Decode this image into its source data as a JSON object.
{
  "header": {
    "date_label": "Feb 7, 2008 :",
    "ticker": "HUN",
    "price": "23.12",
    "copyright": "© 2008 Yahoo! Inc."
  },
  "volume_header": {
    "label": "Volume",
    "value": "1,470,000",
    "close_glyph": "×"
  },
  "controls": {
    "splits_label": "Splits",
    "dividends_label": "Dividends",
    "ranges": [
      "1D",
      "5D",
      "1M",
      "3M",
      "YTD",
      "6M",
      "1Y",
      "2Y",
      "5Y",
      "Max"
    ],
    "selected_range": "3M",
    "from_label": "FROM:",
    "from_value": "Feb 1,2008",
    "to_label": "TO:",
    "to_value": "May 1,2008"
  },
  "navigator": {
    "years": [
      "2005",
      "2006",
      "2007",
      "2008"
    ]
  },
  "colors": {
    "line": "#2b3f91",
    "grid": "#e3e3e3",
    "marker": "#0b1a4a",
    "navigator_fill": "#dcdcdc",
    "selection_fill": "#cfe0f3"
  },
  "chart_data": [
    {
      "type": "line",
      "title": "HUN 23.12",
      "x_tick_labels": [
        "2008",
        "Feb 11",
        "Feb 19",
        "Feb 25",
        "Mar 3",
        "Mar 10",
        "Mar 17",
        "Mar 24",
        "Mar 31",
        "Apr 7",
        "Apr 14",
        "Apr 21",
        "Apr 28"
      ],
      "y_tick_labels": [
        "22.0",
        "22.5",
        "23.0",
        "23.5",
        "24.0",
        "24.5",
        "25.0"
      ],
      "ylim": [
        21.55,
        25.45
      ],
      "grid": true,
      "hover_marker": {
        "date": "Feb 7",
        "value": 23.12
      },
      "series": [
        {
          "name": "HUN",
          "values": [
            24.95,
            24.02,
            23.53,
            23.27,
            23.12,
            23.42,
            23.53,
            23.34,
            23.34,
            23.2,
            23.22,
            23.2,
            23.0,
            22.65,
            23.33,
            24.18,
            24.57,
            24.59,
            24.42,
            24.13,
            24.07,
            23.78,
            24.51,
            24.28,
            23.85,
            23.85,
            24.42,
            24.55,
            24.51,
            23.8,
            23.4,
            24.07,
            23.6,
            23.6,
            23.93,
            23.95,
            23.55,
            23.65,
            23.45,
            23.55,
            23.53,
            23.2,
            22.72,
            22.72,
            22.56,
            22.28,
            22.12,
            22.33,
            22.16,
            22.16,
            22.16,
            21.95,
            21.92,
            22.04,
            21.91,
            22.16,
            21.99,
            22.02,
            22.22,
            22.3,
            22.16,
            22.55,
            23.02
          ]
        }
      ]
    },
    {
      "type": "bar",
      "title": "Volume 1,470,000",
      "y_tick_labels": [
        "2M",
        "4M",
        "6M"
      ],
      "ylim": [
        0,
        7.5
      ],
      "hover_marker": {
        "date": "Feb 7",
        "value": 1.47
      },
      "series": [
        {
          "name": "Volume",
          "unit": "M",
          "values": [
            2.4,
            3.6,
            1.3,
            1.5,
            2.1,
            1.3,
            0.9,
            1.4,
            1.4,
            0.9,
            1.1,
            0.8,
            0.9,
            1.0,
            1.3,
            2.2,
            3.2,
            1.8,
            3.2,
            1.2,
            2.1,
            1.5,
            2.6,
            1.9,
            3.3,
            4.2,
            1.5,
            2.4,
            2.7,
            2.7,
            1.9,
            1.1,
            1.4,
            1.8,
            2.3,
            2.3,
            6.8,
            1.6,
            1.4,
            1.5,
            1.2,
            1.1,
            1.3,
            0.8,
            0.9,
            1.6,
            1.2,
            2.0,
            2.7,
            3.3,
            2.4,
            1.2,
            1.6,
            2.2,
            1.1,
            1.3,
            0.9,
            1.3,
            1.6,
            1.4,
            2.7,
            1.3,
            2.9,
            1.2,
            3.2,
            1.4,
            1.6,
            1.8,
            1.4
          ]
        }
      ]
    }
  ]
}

━━━

▶ _EXERCISE_: Select the lines from the entries that include the word "title".

▶ _THE ANSWER_:
      "title": "HUN 23.12",
      "title": "Volume 1,470,000",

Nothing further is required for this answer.